Return all of the entries exactly, with nothing added or left out.

• [PROVIDED INFORMATION]:
>> Start

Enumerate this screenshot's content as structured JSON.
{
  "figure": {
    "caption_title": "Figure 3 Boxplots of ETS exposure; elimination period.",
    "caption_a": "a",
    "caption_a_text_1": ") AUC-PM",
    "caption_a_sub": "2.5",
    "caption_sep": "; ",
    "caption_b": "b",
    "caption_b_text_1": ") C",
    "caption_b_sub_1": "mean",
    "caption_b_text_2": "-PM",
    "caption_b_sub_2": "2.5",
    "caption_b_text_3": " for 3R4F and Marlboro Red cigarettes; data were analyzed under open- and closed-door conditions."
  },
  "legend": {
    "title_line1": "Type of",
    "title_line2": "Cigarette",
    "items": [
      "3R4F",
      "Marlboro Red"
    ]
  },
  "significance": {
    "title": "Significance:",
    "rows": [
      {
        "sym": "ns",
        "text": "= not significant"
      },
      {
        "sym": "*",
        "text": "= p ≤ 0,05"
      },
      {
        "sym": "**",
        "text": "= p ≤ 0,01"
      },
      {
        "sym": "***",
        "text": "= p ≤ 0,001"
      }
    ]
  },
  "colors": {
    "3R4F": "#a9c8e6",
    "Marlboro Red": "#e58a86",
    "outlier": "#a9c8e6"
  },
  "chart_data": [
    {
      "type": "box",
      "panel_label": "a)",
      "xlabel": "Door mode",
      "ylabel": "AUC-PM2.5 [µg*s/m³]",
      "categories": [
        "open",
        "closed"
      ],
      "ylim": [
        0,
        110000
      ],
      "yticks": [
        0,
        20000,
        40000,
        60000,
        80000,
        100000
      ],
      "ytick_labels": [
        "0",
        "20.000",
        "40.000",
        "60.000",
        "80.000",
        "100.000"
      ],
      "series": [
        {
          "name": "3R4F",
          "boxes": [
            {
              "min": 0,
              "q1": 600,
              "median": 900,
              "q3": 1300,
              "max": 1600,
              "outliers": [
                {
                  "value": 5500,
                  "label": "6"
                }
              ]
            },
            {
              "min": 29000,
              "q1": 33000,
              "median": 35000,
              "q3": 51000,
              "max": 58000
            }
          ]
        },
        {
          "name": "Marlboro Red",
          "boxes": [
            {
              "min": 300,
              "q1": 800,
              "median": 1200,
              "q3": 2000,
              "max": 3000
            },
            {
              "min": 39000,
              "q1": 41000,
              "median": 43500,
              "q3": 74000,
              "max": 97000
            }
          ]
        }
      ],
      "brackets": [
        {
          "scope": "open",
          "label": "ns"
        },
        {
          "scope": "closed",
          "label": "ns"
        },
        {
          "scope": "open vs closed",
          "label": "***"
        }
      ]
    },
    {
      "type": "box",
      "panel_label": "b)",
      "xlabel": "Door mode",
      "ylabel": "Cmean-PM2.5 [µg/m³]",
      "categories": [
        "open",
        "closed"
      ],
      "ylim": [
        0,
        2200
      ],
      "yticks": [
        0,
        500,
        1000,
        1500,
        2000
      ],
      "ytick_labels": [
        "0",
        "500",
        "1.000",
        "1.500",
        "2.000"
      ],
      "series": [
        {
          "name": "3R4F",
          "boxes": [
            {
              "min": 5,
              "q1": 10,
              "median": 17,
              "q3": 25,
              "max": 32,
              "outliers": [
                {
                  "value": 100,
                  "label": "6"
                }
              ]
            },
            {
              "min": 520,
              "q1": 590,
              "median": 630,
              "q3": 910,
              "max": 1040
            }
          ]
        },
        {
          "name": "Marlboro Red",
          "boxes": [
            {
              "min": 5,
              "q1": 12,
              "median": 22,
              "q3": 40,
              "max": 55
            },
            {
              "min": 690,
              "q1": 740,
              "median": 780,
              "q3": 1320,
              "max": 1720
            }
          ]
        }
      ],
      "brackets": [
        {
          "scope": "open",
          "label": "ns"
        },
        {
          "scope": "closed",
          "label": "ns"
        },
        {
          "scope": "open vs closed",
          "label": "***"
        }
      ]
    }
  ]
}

>> End

• [ANSWER FOR THIS EXERCISE]:
Enumerate this screenshot's content as structured JSON.
{
  "figure": {
    "caption_title": "Figure 3 Boxplots of ETS exposure; elimination period.",
    "caption_a": "a",
    "caption_a_text_1": ") AUC-PM",
    "caption_a_sub": "2.5",
    "caption_sep": "; ",
    "caption_b": "b",
    "caption_b_text_1": ") C",
    "caption_b_sub_1": "mean",
    "caption_b_text_2": "-PM",
    "caption_b_sub_2": "2.5",
    "caption_b_text_3": " for 3R4F and Marlboro Red cigarettes; data were analyzed under open- and closed-door conditions."
  },
  "legend": {
    "title_line1": "Type of",
    "title_line2": "Cigarette",
    "items": [
      "3R4F",
      "Marlboro Red"
    ]
  },
  "significance": {
    "title": "Significance:",
    "rows": [
      {
        "sym": "ns",
        "text": "= not significant"
      },
      {
        "sym": "*",
        "text": "= p ≤ 0,05"
      },
      {
        "sym": "**",
        "text": "= p ≤ 0,01"
      },
      {
        "sym": "***",
        "text": "= p ≤ 0,001"
      }
    ]
  },
  "colors": {
    "3R4F": "#a9c8e6",
    "Marlboro Red": "#e58a86",
    "outlier": "#a9c8e6"
  },
  "chart_data": [
    {
      "type": "box",
      "panel_label": "a)",
      "xlabel": "Door mode",
      "ylabel": "AUC-PM2.5 [µg*s/m³]",
      "categories": [
        "open",
        "closed"
      ],
      "ylim": [
        0,
        110000
      ],
      "yticks": [
        0,
        20000,
        40000,
        60000,
        80000,
        100000
      ],
      "ytick_labels": [
        "0",
        "20.000",
        "40.000",
        "60.000",
        "80.000",
        "100.000"
      ],
      "series": [
        {
          "name": "3R4F",
          "boxes": [
            {
              "min": 0,
              "q1": 600,
              "median": 900,
              "q3": 1300,
              "max": 1600,
              "outliers": [
                {
                  "value": 5500,
                  "label": "6"
                }
              ]
            },
            {
              "min": 29000,
              "q1": 33000,
              "median": 35000,
              "q3": 51000,
              "max": 58000
            }
          ]
        },
        {
          "name": "Marlboro Red",
          "boxes": [
            {
              "min": 300,
              "q1": 800,
              "median": 1200,
              "q3": 2000,
              "max": 3000
            },
            {
              "min": 39000,
              "q1": 41000,
              "median": 43500,
              "q3": 74000,
              "max": 97000
            }
          ]
        }
      ],
      "brackets": [
        {
          "scope": "open",
          "label": "ns"
        },
        {
          "scope": "closed",
          "label": "ns"
        },
        {
          "scope": "open vs closed",
          "label": "***"
        }
      ]
    },
    {
      "type": "box",
      "panel_label": "b)",
      "xlabel": "Door mode",
      "ylabel": "Cmean-PM2.5 [µg/m³]",
      "categories": [
        "open",
        "closed"
      ],
      "ylim": [
        0,
        2200
      ],
      "yticks": [
        0,
        500,
        1000,
        1500,
        2000
      ],
      "ytick_labels": [
        "0",
        "500",
        "1.000",
        "1.500",
        "2.000"
      ],
      "series": [
        {
          "name": "3R4F",
          "boxes": [
            {
              "min": 5,
              "q1": 10,
              "median": 17,
              "q3": 25,
              "max": 32,
              "outliers": [
                {
                  "value": 100,
                  "label": "6"
                }
              ]
            },
            {
              "min": 520,
              "q1": 590,
              "median": 630,
              "q3": 910,
              "max": 1040
            }
          ]
        },
        {
          "name": "Marlboro Red",
          "boxes": [
            {
              "min": 5,
              "q1": 12,
              "median": 22,
              "q3": 40,
              "max": 55
            },
            {
              "min": 690,
              "q1": 740,
              "median": 780,
              "q3": 1320,
              "max": 1720
            }
          ]
        }
      ],
      "brackets": [
        {
          "scope": "open",
          "label": "ns"
        },
        {
          "scope": "closed",
          "label": "ns"
        },
        {
          "scope": "open vs closed",
          "label": "***"
        }
      ]
    }
  ]
}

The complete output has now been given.